**What you are asked to do:**
Repeat the rows exactly, beginning at the line that contains "outcome-label: 发 [564,968,580,986]" and stopping after the line that contains "level-label: 大 [450,920,466,938]".

----- Dataset

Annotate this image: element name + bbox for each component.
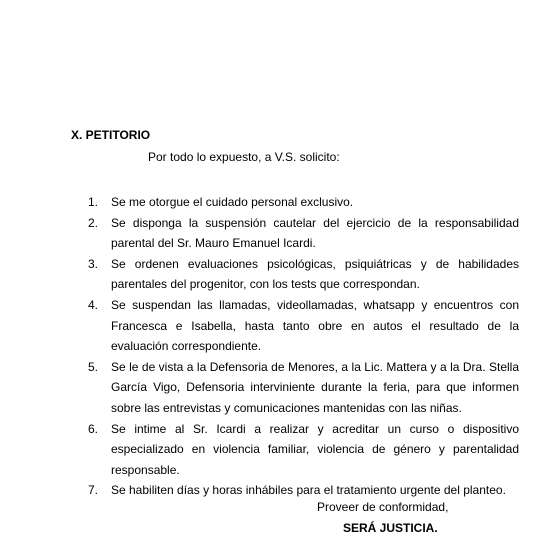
petition-item [88,295,519,357]
petition-text: Se le de vista a la Defensoria de Menores, a la Lic. Mattera y a la Dra. Stella García Vigo, Defensoria interviniente durante la feria, para que informen sobre las entrevistas y comunicaciones mantenidas con las niñas. [111,359,519,415]
petition-item [88,213,519,254]
closing-signature: SERÁ JUSTICIA. [343,521,438,535]
petition-text: Se habiliten días y horas inhábiles para el tratamiento urgente del planteo. [111,483,506,498]
petition-item [88,254,519,295]
petition-text: Se me otorgue el cuidado personal exclusivo. [111,195,354,209]
closing-line: Proveer de conformidad, [317,500,449,514]
petition-text: Se disponga la suspensión cautelar del ejercicio de la responsabilidad parental del Sr. Mauro Emanuel Icardi. [111,215,519,251]
petition-number: 7. [88,483,99,498]
petition-item [88,419,519,481]
petition-number: 3. [88,256,99,271]
petition-item [88,357,519,419]
petition-text: Se suspendan las llamadas, videollamadas, whatsapp y encuentros con Francesca e Isabella, hasta tanto obre en autos el resultado de la evaluación correspondiente. [111,297,519,354]
petition-number: 6. [88,421,99,436]
petition-number: 1. [88,195,99,209]
petition-text: Se intime al Sr. Icardi a realizar y acreditar un curso o dispositivo especializado en violencia familiar, violencia de género y parentalidad responsable. [111,421,519,477]
petition-text: Se ordenen evaluaciones psicológicas, psiquiátricas y de habilidades parentales del progenitor, con los tests que correspondan. [111,256,519,292]
petition-number: 5. [88,359,99,374]
petition-item [88,480,519,501]
petition-item [88,192,519,213]
intro-paragraph: Por todo lo expuesto, a V.S. solicito: [148,150,340,164]
petition-list [88,192,519,501]
petition-number: 4. [88,297,99,312]
section-title: X. PETITORIO [71,128,151,142]
petition-number: 2. [88,215,99,230]
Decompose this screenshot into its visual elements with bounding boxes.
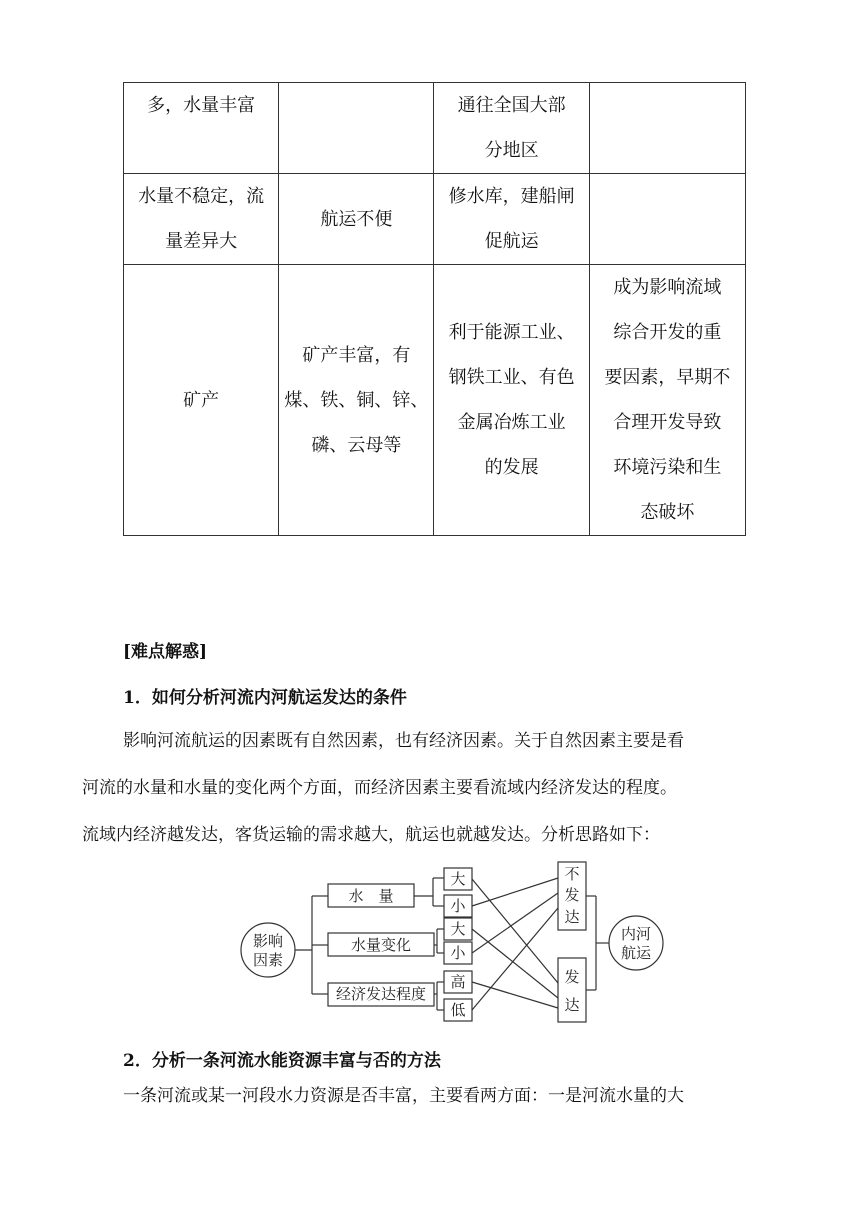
outcome-label: 发 [564,968,580,986]
outcome-label: 不 [564,865,580,883]
outcome-label: 达 [564,908,580,926]
table-cell [589,174,745,265]
outcome-label: 发 [564,886,580,904]
table-cell [279,83,434,174]
river-factors-table [123,82,746,536]
table-cell [589,83,745,174]
table-cell: 多，水量丰富 [124,83,279,174]
heading-2: 2．分析一条河流水能资源丰富与否的方法 [123,1051,441,1071]
circle-label: 内河 [620,925,652,943]
level-label: 大 [450,920,466,938]
factor-label: 水量变化 [350,936,412,954]
table-cell: 成为影响流域 综合开发的重 要因素，早期不 合理开发导致 环境污染和生 态破坏 [589,265,745,536]
level-label: 高 [450,973,466,991]
table-cell: 矿产丰富，有 煤、铁、铜、锌、 磷、云母等 [279,265,434,536]
table-cell: 矿产 [124,265,279,536]
factor-label: 经济发达程度 [335,985,427,1003]
section-label: [难点解惑] [123,642,208,662]
table-cell: 通往全国大部 分地区 [434,83,589,174]
table-cell: 水量不稳定，流 量差异大 [124,174,279,265]
paragraph-line: 流域内经济越发达，客货运输的需求越大，航运也就越发达。分析思路如下： [82,825,660,845]
factor-label: 水 量 [348,887,394,905]
circle-label: 航运 [620,944,652,962]
heading-1: 1．如何分析河流内河航运发达的条件 [123,688,407,708]
table-cell: 利于能源工业、 钢铁工业、有色 金属冶炼工业 的发展 [434,265,589,536]
table-cell: 修水库，建船闸 促航运 [434,174,589,265]
circle-label: 影响 [252,932,284,950]
navigation-factors-diagram [238,858,698,1028]
paragraph-line: 河流的水量和水量的变化两个方面，而经济因素主要看流域内经济发达的程度。 [82,778,677,798]
table-cell: 航运不便 [279,174,434,265]
paragraph-line: 影响河流航运的因素既有自然因素，也有经济因素。关于自然因素主要是看 [123,731,684,751]
circle-label: 因素 [252,951,284,969]
level-label: 低 [450,1001,466,1019]
outcome-label: 达 [564,996,580,1014]
table-row [124,265,746,536]
paragraph-line: 一条河流或某一河段水力资源是否丰富，主要看两方面：一是河流水量的大 [123,1086,684,1106]
table-row [124,83,746,174]
level-label: 小 [450,897,466,915]
level-label: 大 [450,870,466,888]
level-label: 小 [450,944,466,962]
table-row [124,174,746,265]
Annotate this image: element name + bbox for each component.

----------

**The result:**
outcome-label: 发 [564,968,580,986]
outcome-label: 不 [564,865,580,883]
outcome-label: 达 [564,908,580,926]
table-cell [589,174,745,265]
outcome-label: 发 [564,886,580,904]
table-cell [279,83,434,174]
river-factors-table [123,82,746,536]
table-cell [589,83,745,174]
table-cell: 多，水量丰富 [124,83,279,174]
heading-2: 2．分析一条河流水能资源丰富与否的方法 [123,1051,441,1071]
circle-label: 内河 [620,925,652,943]
level-label: 大 [450,920,466,938]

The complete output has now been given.